» **Records for processing**

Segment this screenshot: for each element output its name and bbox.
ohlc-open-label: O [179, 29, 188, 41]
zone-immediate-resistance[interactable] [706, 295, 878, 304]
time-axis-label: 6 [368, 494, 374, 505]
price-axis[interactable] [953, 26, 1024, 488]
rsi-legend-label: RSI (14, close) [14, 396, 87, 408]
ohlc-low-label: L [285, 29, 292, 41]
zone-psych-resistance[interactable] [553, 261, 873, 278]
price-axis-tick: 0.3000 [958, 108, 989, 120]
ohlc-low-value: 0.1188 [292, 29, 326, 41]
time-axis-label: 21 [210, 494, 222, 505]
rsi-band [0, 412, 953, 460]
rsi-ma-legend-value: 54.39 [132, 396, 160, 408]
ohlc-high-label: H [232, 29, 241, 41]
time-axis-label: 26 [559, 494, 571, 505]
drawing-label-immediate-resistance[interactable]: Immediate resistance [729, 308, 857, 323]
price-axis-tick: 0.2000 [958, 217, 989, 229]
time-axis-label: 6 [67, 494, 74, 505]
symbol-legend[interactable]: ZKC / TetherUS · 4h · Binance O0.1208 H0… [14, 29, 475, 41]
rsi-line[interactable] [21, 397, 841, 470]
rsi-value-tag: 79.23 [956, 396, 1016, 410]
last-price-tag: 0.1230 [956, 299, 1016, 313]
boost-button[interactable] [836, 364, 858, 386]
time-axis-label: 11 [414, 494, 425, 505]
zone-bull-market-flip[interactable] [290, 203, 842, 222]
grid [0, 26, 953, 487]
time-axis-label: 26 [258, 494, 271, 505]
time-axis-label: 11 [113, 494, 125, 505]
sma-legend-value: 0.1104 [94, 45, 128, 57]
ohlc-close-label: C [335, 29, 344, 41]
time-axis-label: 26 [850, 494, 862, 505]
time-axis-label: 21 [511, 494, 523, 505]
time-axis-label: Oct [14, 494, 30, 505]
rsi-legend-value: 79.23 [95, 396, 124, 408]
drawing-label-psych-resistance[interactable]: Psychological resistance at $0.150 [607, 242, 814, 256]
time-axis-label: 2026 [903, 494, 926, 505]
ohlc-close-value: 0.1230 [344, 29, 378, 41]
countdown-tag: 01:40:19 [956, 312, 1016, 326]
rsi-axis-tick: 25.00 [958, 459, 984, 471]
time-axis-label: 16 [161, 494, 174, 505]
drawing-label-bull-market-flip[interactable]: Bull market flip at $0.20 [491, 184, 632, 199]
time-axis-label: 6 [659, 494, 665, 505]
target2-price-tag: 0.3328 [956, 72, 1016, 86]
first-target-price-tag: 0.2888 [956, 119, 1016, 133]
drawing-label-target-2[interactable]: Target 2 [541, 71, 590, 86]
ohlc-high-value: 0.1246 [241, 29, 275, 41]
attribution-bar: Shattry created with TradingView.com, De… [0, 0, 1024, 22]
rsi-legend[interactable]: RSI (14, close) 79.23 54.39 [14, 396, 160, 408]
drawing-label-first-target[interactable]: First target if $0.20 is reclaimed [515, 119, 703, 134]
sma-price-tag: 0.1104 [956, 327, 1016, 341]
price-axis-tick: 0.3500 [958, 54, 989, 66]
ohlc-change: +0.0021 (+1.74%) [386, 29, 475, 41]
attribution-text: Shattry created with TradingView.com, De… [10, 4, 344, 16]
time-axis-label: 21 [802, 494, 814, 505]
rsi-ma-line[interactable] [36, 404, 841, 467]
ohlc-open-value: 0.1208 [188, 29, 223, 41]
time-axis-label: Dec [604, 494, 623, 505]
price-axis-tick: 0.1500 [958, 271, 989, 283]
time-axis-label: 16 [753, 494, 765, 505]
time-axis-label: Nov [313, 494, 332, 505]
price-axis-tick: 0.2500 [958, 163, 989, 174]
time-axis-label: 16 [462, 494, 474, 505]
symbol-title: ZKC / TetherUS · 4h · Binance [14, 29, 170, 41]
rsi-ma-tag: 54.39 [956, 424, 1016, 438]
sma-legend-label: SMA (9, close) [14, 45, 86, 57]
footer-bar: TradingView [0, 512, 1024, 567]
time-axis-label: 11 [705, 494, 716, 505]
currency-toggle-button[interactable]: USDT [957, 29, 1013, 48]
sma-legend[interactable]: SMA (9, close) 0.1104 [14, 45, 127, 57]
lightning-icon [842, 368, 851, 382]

» **Requirement**
Count the lines in the entries above that contain the string "button", with case counting. Give only the number.

» **Response to the task**
2